→ **Dataset records**:
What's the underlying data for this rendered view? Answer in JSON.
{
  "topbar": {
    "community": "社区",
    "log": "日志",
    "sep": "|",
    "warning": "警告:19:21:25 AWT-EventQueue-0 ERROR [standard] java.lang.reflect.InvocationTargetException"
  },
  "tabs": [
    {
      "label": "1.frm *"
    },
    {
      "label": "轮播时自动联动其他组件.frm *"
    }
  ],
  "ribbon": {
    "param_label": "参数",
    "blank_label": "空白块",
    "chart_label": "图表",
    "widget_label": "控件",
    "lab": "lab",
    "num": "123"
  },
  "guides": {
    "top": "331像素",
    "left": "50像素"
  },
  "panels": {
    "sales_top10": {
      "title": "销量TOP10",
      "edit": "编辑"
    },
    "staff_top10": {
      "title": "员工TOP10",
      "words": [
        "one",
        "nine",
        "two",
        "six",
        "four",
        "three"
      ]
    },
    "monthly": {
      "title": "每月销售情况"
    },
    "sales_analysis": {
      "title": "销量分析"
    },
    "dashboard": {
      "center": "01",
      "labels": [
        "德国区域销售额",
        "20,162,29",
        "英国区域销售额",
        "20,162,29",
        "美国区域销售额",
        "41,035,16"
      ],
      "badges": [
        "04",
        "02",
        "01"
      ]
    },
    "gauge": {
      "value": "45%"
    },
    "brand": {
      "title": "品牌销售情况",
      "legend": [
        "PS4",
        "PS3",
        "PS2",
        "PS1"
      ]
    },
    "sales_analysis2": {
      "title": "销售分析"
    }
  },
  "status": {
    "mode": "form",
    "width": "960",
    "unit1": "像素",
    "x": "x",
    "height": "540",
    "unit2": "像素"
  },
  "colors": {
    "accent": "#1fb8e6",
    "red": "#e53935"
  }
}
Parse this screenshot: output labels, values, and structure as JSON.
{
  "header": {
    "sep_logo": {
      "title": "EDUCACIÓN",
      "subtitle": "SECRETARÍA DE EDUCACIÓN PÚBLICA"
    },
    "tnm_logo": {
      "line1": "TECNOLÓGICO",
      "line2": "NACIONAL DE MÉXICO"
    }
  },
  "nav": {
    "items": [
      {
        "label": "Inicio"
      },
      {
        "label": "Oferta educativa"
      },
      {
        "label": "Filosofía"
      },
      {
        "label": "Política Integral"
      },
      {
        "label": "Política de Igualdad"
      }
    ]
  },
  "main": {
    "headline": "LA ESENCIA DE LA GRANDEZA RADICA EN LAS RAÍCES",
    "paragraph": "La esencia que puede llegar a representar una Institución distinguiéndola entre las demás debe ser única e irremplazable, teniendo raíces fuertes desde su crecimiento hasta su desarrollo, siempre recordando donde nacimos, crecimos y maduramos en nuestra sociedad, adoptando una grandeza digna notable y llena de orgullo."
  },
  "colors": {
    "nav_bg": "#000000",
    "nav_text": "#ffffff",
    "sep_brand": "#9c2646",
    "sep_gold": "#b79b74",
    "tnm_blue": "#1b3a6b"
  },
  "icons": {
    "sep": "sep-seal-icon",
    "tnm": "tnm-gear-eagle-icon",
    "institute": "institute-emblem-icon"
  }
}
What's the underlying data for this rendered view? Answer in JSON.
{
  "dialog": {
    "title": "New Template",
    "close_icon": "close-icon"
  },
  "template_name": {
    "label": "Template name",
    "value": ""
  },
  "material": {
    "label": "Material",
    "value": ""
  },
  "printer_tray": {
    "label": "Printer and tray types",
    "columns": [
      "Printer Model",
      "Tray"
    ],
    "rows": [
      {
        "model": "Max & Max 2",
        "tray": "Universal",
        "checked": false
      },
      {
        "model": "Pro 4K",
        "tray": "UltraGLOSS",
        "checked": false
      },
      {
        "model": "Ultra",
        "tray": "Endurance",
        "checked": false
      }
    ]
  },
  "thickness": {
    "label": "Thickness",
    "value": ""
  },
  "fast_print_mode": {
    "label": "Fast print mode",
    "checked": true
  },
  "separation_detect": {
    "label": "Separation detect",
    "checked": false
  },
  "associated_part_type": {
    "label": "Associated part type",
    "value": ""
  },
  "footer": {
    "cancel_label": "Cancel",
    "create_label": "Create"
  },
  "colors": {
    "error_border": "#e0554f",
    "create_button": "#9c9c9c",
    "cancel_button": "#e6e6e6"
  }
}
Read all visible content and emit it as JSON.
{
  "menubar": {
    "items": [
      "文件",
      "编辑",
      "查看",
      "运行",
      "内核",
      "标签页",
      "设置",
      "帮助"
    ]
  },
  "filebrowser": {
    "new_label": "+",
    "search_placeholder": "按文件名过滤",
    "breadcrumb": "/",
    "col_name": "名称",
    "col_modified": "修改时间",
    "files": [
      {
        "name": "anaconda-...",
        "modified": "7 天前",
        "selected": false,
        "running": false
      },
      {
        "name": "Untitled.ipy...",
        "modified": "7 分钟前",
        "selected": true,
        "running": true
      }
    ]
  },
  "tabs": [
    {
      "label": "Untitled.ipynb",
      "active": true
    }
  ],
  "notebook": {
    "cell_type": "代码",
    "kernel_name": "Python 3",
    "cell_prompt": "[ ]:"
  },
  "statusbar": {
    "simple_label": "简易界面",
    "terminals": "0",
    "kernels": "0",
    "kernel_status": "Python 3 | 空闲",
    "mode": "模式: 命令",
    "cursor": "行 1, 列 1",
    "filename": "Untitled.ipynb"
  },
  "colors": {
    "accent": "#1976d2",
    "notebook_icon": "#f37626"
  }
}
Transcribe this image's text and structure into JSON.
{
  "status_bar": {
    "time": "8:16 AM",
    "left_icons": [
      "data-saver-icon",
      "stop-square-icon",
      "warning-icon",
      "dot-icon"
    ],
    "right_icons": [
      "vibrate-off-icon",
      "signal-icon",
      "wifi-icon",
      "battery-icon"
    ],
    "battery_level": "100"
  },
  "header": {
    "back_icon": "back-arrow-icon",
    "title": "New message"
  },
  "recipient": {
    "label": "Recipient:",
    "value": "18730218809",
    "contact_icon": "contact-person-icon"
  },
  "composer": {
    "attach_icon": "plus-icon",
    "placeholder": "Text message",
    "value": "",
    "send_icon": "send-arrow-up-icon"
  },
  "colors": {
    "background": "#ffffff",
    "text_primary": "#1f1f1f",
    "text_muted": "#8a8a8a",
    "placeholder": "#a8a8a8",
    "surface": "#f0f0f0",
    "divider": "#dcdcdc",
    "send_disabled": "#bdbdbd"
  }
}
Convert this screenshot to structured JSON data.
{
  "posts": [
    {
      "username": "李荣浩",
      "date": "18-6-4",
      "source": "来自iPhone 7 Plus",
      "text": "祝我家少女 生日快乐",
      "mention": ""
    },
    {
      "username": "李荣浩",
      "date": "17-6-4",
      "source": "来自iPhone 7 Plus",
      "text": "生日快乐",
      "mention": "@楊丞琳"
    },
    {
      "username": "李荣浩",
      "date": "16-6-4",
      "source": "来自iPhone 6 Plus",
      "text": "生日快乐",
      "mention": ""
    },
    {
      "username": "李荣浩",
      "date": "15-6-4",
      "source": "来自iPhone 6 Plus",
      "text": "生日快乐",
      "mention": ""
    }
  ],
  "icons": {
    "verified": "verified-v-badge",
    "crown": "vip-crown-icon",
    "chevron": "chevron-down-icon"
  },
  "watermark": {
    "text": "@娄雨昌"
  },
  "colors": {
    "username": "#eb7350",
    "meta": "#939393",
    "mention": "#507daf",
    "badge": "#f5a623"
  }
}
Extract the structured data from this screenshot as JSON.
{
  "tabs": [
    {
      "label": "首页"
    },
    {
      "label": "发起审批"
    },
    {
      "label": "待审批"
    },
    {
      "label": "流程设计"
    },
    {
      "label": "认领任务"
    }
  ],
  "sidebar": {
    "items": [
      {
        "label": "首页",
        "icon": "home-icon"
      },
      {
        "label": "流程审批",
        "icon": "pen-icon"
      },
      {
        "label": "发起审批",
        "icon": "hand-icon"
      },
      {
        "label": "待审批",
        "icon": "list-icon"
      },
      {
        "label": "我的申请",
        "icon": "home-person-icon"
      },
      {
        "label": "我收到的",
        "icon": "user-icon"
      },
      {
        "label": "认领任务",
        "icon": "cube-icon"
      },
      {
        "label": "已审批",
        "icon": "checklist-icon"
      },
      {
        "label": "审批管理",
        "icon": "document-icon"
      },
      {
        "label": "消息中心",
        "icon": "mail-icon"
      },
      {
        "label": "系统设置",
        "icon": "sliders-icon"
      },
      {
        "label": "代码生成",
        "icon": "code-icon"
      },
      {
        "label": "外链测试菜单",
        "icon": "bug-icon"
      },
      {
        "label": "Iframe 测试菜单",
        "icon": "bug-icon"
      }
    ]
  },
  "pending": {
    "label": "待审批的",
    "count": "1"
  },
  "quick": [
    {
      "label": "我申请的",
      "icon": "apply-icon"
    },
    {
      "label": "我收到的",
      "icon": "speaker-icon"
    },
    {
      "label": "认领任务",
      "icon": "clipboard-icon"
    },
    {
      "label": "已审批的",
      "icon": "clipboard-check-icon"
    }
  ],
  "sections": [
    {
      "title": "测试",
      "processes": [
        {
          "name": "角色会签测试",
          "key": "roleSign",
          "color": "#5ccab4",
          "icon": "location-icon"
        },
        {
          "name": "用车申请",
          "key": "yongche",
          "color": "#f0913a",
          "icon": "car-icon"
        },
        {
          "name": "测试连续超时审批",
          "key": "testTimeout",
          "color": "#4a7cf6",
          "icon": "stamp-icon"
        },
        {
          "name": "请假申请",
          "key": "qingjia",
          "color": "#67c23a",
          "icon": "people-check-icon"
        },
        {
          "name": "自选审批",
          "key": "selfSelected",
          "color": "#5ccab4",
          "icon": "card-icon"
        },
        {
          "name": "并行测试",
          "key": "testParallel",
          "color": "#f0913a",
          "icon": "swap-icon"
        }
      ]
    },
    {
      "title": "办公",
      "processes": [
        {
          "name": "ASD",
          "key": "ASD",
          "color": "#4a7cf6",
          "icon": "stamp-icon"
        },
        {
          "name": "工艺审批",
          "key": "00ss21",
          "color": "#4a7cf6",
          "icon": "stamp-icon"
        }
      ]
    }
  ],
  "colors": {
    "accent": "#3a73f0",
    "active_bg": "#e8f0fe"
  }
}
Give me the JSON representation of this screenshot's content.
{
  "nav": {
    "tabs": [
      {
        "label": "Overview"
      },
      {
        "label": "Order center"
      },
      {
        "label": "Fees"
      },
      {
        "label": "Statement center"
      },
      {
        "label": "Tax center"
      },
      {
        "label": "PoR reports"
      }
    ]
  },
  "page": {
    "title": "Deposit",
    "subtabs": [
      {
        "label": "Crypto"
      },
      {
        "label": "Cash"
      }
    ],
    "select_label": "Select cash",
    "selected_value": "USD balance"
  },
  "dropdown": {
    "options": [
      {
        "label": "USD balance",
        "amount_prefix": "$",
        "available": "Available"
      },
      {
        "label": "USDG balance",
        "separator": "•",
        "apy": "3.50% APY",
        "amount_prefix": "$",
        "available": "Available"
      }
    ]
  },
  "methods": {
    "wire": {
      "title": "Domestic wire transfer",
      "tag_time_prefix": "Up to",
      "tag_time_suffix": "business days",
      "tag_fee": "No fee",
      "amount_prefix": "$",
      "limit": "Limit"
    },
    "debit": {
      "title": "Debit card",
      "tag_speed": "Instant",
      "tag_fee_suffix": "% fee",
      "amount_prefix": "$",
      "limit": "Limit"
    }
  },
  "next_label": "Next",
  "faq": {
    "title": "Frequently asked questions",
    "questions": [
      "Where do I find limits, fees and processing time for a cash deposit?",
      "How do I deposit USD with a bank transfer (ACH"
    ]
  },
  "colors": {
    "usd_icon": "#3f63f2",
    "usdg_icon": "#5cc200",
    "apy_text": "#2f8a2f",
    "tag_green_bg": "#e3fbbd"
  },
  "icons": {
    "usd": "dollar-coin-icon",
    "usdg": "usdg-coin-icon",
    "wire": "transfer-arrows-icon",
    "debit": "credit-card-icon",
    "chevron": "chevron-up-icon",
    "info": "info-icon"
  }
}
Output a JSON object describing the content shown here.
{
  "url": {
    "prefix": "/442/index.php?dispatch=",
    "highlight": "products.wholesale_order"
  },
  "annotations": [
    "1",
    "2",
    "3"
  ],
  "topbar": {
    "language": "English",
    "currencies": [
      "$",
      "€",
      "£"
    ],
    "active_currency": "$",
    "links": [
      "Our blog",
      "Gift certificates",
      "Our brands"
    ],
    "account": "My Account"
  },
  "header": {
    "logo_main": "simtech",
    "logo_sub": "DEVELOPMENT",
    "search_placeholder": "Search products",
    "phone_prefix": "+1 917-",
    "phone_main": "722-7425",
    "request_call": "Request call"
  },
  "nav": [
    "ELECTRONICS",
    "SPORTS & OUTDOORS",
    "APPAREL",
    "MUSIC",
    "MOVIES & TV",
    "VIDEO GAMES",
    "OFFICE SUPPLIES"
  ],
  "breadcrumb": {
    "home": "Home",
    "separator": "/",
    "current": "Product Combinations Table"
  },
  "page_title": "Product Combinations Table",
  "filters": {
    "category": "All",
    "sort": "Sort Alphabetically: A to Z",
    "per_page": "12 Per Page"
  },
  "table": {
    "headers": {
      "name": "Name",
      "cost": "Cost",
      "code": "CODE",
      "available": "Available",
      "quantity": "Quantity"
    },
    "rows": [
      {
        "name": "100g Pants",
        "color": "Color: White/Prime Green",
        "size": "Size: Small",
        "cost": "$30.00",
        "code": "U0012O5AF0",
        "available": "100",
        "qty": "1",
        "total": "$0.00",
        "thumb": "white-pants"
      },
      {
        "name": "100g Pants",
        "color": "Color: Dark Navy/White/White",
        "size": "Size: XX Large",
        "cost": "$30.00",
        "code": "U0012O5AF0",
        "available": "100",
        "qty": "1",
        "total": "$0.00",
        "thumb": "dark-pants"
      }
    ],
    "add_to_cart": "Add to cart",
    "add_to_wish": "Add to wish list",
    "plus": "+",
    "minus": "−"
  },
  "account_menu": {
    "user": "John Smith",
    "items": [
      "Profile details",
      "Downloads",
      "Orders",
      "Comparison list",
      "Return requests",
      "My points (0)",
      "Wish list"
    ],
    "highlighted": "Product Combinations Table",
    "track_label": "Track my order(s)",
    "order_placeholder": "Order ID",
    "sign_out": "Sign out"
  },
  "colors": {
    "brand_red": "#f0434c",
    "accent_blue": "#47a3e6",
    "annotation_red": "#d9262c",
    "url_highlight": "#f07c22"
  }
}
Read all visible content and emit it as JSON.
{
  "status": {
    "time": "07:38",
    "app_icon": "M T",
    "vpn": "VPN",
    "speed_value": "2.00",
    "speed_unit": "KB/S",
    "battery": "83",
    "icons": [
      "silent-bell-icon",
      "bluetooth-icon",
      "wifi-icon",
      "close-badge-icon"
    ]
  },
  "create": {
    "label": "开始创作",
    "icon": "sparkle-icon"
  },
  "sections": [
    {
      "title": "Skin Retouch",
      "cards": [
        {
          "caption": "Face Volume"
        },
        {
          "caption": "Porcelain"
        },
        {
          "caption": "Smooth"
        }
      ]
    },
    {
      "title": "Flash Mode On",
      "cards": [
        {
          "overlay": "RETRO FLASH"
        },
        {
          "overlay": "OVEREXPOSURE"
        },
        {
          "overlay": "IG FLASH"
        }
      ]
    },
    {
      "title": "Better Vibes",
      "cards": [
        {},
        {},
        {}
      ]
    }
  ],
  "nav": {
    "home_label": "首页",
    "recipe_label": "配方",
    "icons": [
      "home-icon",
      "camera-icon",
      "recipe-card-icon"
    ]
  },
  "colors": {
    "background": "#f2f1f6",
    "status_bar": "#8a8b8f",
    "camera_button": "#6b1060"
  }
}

→ **Description of the task**: All lines holding the word "coin" should be picked out and copied.

→ **Exercise solution**:
    "usd": "dollar-coin-icon",
    "usdg": "usdg-coin-icon",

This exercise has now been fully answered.